# To be done:
Can you reproduce every line of these entries exactly as it appears, leaving the pictures out of your answer?
─── Data shown
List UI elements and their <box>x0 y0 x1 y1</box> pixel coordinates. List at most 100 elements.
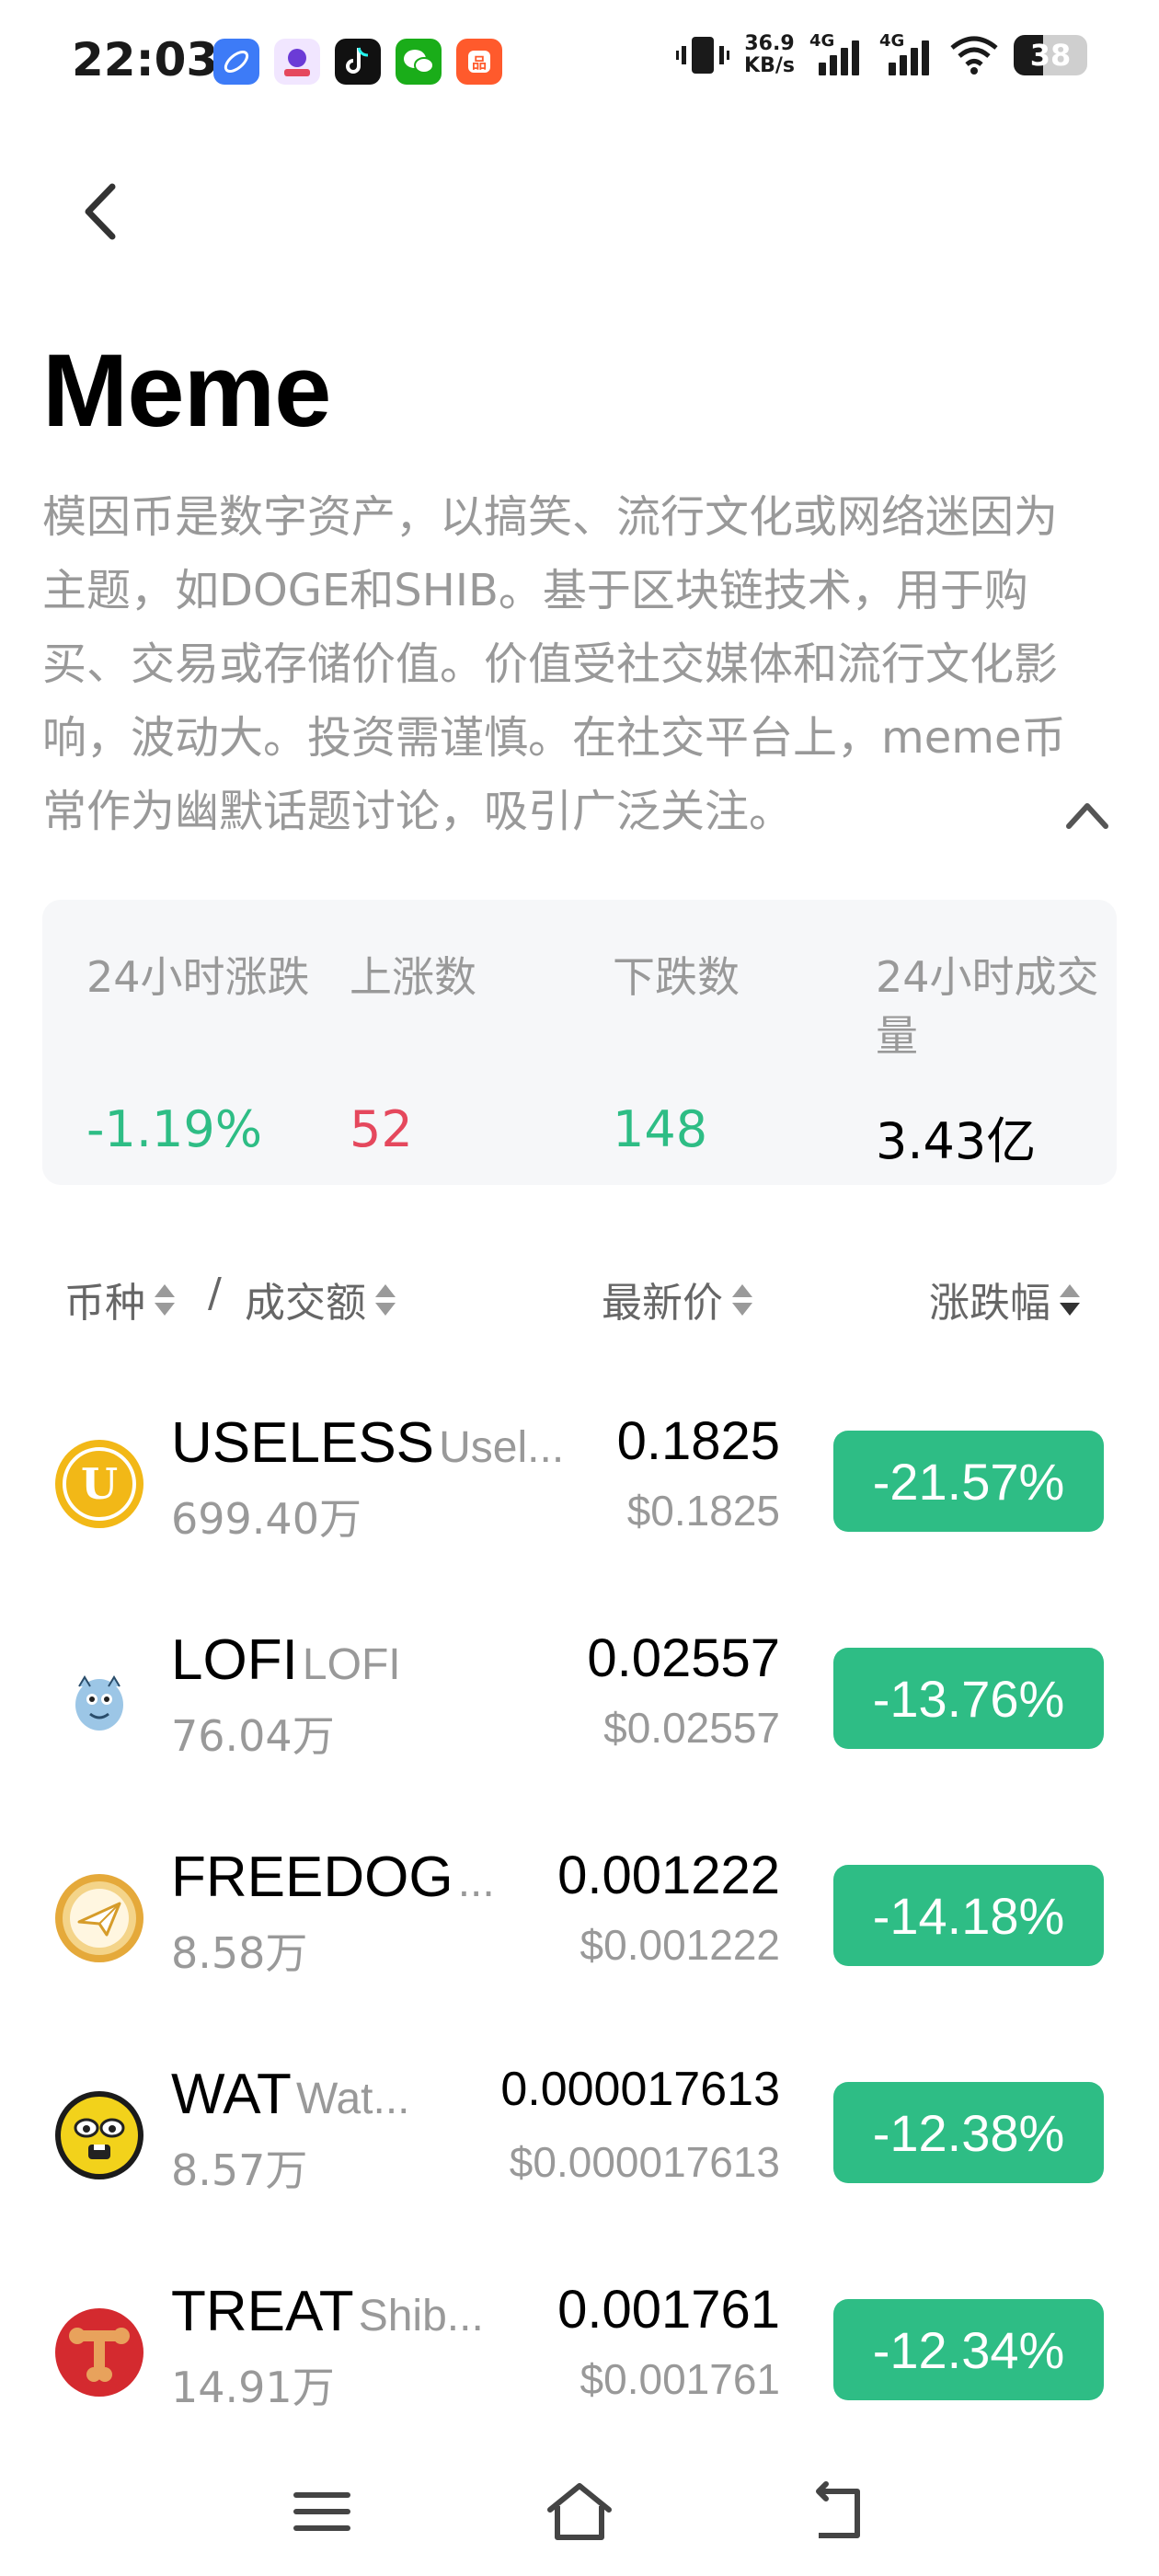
change-badge: -12.34% <box>833 2299 1104 2400</box>
coin-symbol-line: FREEDOG ... <box>171 1845 576 1910</box>
signal-2-icon: 4G <box>879 31 935 75</box>
coin-volume: 8.58万 <box>171 1928 308 1978</box>
sig1-label: 4G <box>809 31 835 51</box>
speed-value: 36.9 <box>744 32 795 55</box>
sort-by-volume[interactable]: 成交额 <box>245 1270 396 1328</box>
coin-row[interactable]: LOFI LOFI 76.04万 0.02557 $0.02557 -13.76… <box>0 1611 1159 1795</box>
coin-symbol-line: TREAT Shib... <box>171 2279 576 2344</box>
menu-button[interactable] <box>285 2475 359 2548</box>
coin-symbol: FREEDOG <box>171 1846 453 1909</box>
coin-price: 0.02557 <box>587 1628 780 1688</box>
menu-icon <box>293 2492 350 2531</box>
system-nav-bar <box>0 2447 1159 2576</box>
lofi-coin-icon <box>55 1657 143 1745</box>
coin-price: 0.000017613 <box>500 2063 780 2116</box>
coin-volume: 76.04万 <box>171 1711 335 1761</box>
stat-value: -1.19% <box>86 1100 263 1158</box>
sort-by-change[interactable]: 涨跌幅 <box>929 1270 1080 1328</box>
coin-volume: 8.57万 <box>171 2145 308 2195</box>
notification-icons: 品 <box>213 39 502 85</box>
coin-row[interactable]: FREEDOG ... 8.58万 0.001222 $0.001222 -14… <box>0 1828 1159 2012</box>
coin-symbol-line: USELESS Usel... <box>171 1410 576 1476</box>
coin-list-header: 币种 / 成交额 最新价 涨跌幅 <box>0 1270 1159 1334</box>
stat-label: 24小时涨跌 <box>86 952 310 1002</box>
coin-price: 0.1825 <box>616 1411 780 1471</box>
change-badge: -12.38% <box>833 2082 1104 2183</box>
change-column-label: 涨跌幅 <box>929 1280 1050 1327</box>
freedog-coin-icon <box>55 1874 143 1962</box>
signal-1-icon: 4G <box>809 31 865 75</box>
stat-24h-volume: 24小时成交量 3.43亿 <box>876 948 1115 1170</box>
coin-row[interactable]: WAT Wat... 8.57万 0.000017613 $0.00001761… <box>0 2045 1159 2229</box>
separator-text: / <box>208 1270 222 1317</box>
coin-volume: 699.40万 <box>171 1494 361 1544</box>
wat-coin-icon <box>55 2091 143 2179</box>
coin-name: Wat... <box>295 2075 410 2123</box>
status-time: 22:03 <box>72 33 219 86</box>
chevron-left-icon <box>85 183 116 240</box>
shopping-app-icon: 品 <box>456 39 502 85</box>
status-indicators: 36.9 KB/s 4G 4G 38 <box>676 31 1087 77</box>
coin-symbol: WAT <box>171 2063 292 2126</box>
page-title: Meme <box>42 333 331 448</box>
stat-rise-count: 上涨数 52 <box>350 948 589 1158</box>
coin-symbol: LOFI <box>171 1628 298 1692</box>
coin-usd-price: $0.02557 <box>603 1704 780 1752</box>
stat-label: 24小时成交量 <box>876 952 1099 1061</box>
coin-row[interactable]: U USELESS Usel... 699.40万 0.1825 $0.1825… <box>0 1394 1159 1578</box>
useless-coin-icon: U <box>55 1440 143 1528</box>
stat-label: 下跌数 <box>613 952 740 1002</box>
market-stats-card: 24小时涨跌 -1.19% 上涨数 52 下跌数 148 24小时成交量 3.4… <box>42 900 1117 1185</box>
stat-24h-change: 24小时涨跌 -1.19% <box>86 948 326 1158</box>
price-column-label: 最新价 <box>602 1280 723 1327</box>
battery-level: 38 <box>1029 38 1072 73</box>
change-badge: -21.57% <box>833 1431 1104 1532</box>
coin-name: LOFI <box>302 1640 401 1689</box>
stat-label: 上涨数 <box>350 952 476 1002</box>
coin-volume: 14.91万 <box>171 2363 335 2412</box>
sort-icon <box>732 1279 752 1319</box>
back-nav-button[interactable] <box>800 2475 874 2548</box>
sort-by-price[interactable]: 最新价 <box>602 1270 752 1328</box>
home-icon <box>547 2483 612 2540</box>
volume-column-label: 成交额 <box>245 1280 366 1327</box>
coin-usd-price: $0.000017613 <box>509 2138 780 2186</box>
svg-text:品: 品 <box>472 54 487 72</box>
speed-unit: KB/s <box>744 54 795 77</box>
chevron-up-icon <box>1066 803 1108 829</box>
sort-icon <box>375 1279 396 1319</box>
return-icon <box>816 2481 860 2538</box>
battery-icon: 38 <box>1014 35 1087 75</box>
coin-name: Usel... <box>439 1423 565 1472</box>
svg-text:U: U <box>81 1459 118 1509</box>
sort-icon <box>155 1279 175 1319</box>
category-description: 模因币是数字资产，以搞笑、流行文化或网络迷因为主题，如DOGE和SHIB。基于区… <box>42 491 1066 837</box>
change-badge: -13.76% <box>833 1648 1104 1749</box>
stat-fall-count: 下跌数 148 <box>613 948 852 1158</box>
back-button[interactable] <box>74 179 129 244</box>
coin-symbol-line: LOFI LOFI <box>171 1627 576 1693</box>
home-button[interactable] <box>543 2475 616 2548</box>
stat-value: 3.43亿 <box>876 1112 1037 1170</box>
coin-price: 0.001222 <box>557 1846 780 1905</box>
game-app-icon <box>274 39 320 85</box>
status-bar: 22:03 品 36.9 KB/s 4G 4G 38 <box>0 0 1159 129</box>
wifi-icon <box>950 36 998 75</box>
sort-icon <box>1060 1279 1080 1319</box>
network-speed: 36.9 KB/s <box>744 33 795 77</box>
coin-name: Shib... <box>358 2292 484 2340</box>
coin-usd-price: $0.1825 <box>626 1487 780 1535</box>
sort-by-coin[interactable]: 币种 <box>64 1270 175 1328</box>
coin-row[interactable]: TREAT Shib... 14.91万 0.001761 $0.001761 … <box>0 2262 1159 2446</box>
header-separator: / <box>208 1270 222 1317</box>
coin-name: ... <box>457 1857 495 1906</box>
collapse-description-button[interactable] <box>1063 797 1111 834</box>
vibrate-icon <box>676 37 730 74</box>
tiktok-app-icon <box>335 39 381 85</box>
coin-column-label: 币种 <box>64 1280 145 1327</box>
coin-usd-price: $0.001222 <box>580 1921 780 1969</box>
wechat-app-icon <box>396 39 442 85</box>
stat-value: 52 <box>350 1100 413 1158</box>
change-badge: -14.18% <box>833 1865 1104 1966</box>
coin-price: 0.001761 <box>557 2280 780 2340</box>
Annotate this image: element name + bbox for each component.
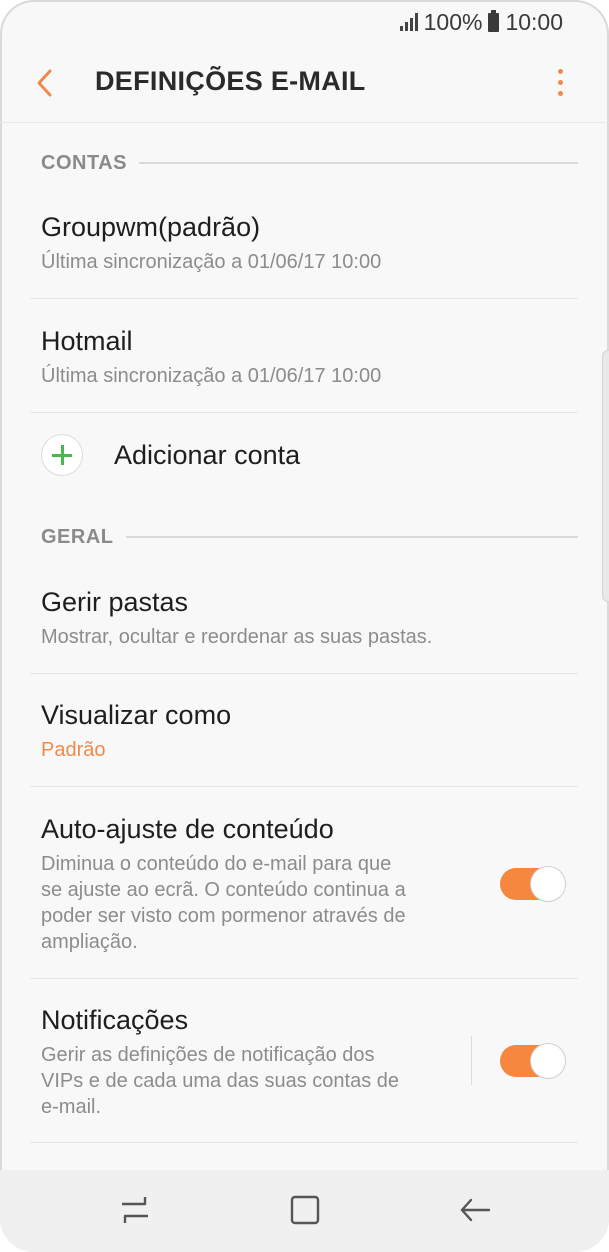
──────
# Answer:
List UI elements and their <box>x0 y0 x1 y1</box> pixel coordinates. List at most 100 elements.
change-badge: -12.34% <box>833 2299 1104 2400</box>
coin-symbol-line: FREEDOG ... <box>171 1845 576 1910</box>
signal-2-icon: 4G <box>879 31 935 75</box>
coin-volume: 8.58万 <box>171 1928 308 1978</box>
sig1-label: 4G <box>809 31 835 51</box>
speed-value: 36.9 <box>744 32 795 55</box>
sort-by-volume[interactable]: 成交额 <box>245 1270 396 1328</box>
coin-row[interactable]: LOFI LOFI 76.04万 0.02557 $0.02557 -13.76… <box>0 1611 1159 1795</box>
coin-symbol-line: TREAT Shib... <box>171 2279 576 2344</box>
menu-button[interactable] <box>285 2475 359 2548</box>
coin-symbol: FREEDOG <box>171 1846 453 1909</box>
coin-price: 0.02557 <box>587 1628 780 1688</box>
menu-icon <box>293 2492 350 2531</box>
system-nav-bar <box>0 2447 1159 2576</box>
lofi-coin-icon <box>55 1657 143 1745</box>
coin-price: 0.000017613 <box>500 2063 780 2116</box>
coin-volume: 76.04万 <box>171 1711 335 1761</box>
stat-value: -1.19% <box>86 1100 263 1158</box>
sort-by-change[interactable]: 涨跌幅 <box>929 1270 1080 1328</box>
coin-volume: 8.57万 <box>171 2145 308 2195</box>
notification-icons: 品 <box>213 39 502 85</box>
coin-row[interactable]: FREEDOG ... 8.58万 0.001222 $0.001222 -14… <box>0 1828 1159 2012</box>
coin-symbol-line: USELESS Usel... <box>171 1410 576 1476</box>
coin-list-header: 币种 / 成交额 最新价 涨跌幅 <box>0 1270 1159 1334</box>
stat-label: 24小时涨跌 <box>86 952 310 1002</box>
coin-price: 0.1825 <box>616 1411 780 1471</box>
change-badge: -12.38% <box>833 2082 1104 2183</box>
change-column-label: 涨跌幅 <box>929 1280 1050 1327</box>
freedog-coin-icon <box>55 1874 143 1962</box>
signal-1-icon: 4G <box>809 31 865 75</box>
stat-24h-volume: 24小时成交量 3.43亿 <box>876 948 1115 1170</box>
coin-row[interactable]: WAT Wat... 8.57万 0.000017613 $0.00001761… <box>0 2045 1159 2229</box>
separator-text: / <box>208 1270 222 1317</box>
coin-volume: 699.40万 <box>171 1494 361 1544</box>
wat-coin-icon <box>55 2091 143 2179</box>
coin-name: Wat... <box>295 2075 410 2123</box>
status-time: 22:03 <box>72 33 219 86</box>
chevron-left-icon <box>85 183 116 240</box>
shopping-app-icon: 品 <box>456 39 502 85</box>
status-indicators: 36.9 KB/s 4G 4G 38 <box>676 31 1087 77</box>
coin-symbol: WAT <box>171 2063 292 2126</box>
page-title: Meme <box>42 333 331 448</box>
stat-rise-count: 上涨数 52 <box>350 948 589 1158</box>
coin-symbol: LOFI <box>171 1628 298 1692</box>
coin-usd-price: $0.02557 <box>603 1704 780 1752</box>
stat-label: 24小时成交量 <box>876 952 1099 1061</box>
coin-row[interactable]: U USELESS Usel... 699.40万 0.1825 $0.1825… <box>0 1394 1159 1578</box>
useless-coin-icon: U <box>55 1440 143 1528</box>
stat-label: 下跌数 <box>613 952 740 1002</box>
market-stats-card: 24小时涨跌 -1.19% 上涨数 52 下跌数 148 24小时成交量 3.4… <box>42 900 1117 1185</box>
stat-24h-change: 24小时涨跌 -1.19% <box>86 948 326 1158</box>
price-column-label: 最新价 <box>602 1280 723 1327</box>
battery-level: 38 <box>1029 38 1072 73</box>
change-badge: -21.57% <box>833 1431 1104 1532</box>
coin-name: LOFI <box>302 1640 401 1689</box>
stat-label: 上涨数 <box>350 952 476 1002</box>
coin-volume: 14.91万 <box>171 2363 335 2412</box>
sort-icon <box>732 1279 752 1319</box>
back-nav-button[interactable] <box>800 2475 874 2548</box>
sort-by-price[interactable]: 最新价 <box>602 1270 752 1328</box>
home-icon <box>547 2483 612 2540</box>
volume-column-label: 成交额 <box>245 1280 366 1327</box>
coin-usd-price: $0.000017613 <box>509 2138 780 2186</box>
svg-text:品: 品 <box>472 54 487 72</box>
speed-unit: KB/s <box>744 54 795 77</box>
chevron-up-icon <box>1066 803 1108 829</box>
sort-icon <box>375 1279 396 1319</box>
return-icon <box>816 2481 860 2538</box>
battery-icon: 38 <box>1014 35 1087 75</box>
coin-name: Usel... <box>439 1423 565 1472</box>
svg-text:U: U <box>81 1459 118 1509</box>
sort-icon <box>155 1279 175 1319</box>
category-description: 模因币是数字资产，以搞笑、流行文化或网络迷因为主题，如DOGE和SHIB。基于区… <box>42 491 1066 837</box>
change-badge: -13.76% <box>833 1648 1104 1749</box>
stat-fall-count: 下跌数 148 <box>613 948 852 1158</box>
back-button[interactable] <box>74 179 129 244</box>
coin-symbol-line: LOFI LOFI <box>171 1627 576 1693</box>
home-button[interactable] <box>543 2475 616 2548</box>
stat-value: 3.43亿 <box>876 1112 1037 1170</box>
coin-price: 0.001222 <box>557 1846 780 1905</box>
game-app-icon <box>274 39 320 85</box>
status-bar: 22:03 品 36.9 KB/s 4G 4G 38 <box>0 0 1159 129</box>
wifi-icon <box>950 36 998 75</box>
sort-icon <box>1060 1279 1080 1319</box>
network-speed: 36.9 KB/s <box>744 33 795 77</box>
coin-name: Shib... <box>358 2292 484 2340</box>
coin-usd-price: $0.1825 <box>626 1487 780 1535</box>
sort-by-coin[interactable]: 币种 <box>64 1270 175 1328</box>
coin-row[interactable]: TREAT Shib... 14.91万 0.001761 $0.001761 … <box>0 2262 1159 2446</box>
header-separator: / <box>208 1270 222 1317</box>
coin-name: ... <box>457 1857 495 1906</box>
collapse-description-button[interactable] <box>1063 797 1111 834</box>
vibrate-icon <box>676 37 730 74</box>
tiktok-app-icon <box>335 39 381 85</box>
coin-column-label: 币种 <box>64 1280 145 1327</box>
coin-usd-price: $0.001222 <box>580 1921 780 1969</box>
wechat-app-icon <box>396 39 442 85</box>
stat-value: 52 <box>350 1100 413 1158</box>
change-badge: -14.18% <box>833 1865 1104 1966</box>
coin-price: 0.001761 <box>557 2280 780 2340</box>
Annotate this image: element name + bbox for each component.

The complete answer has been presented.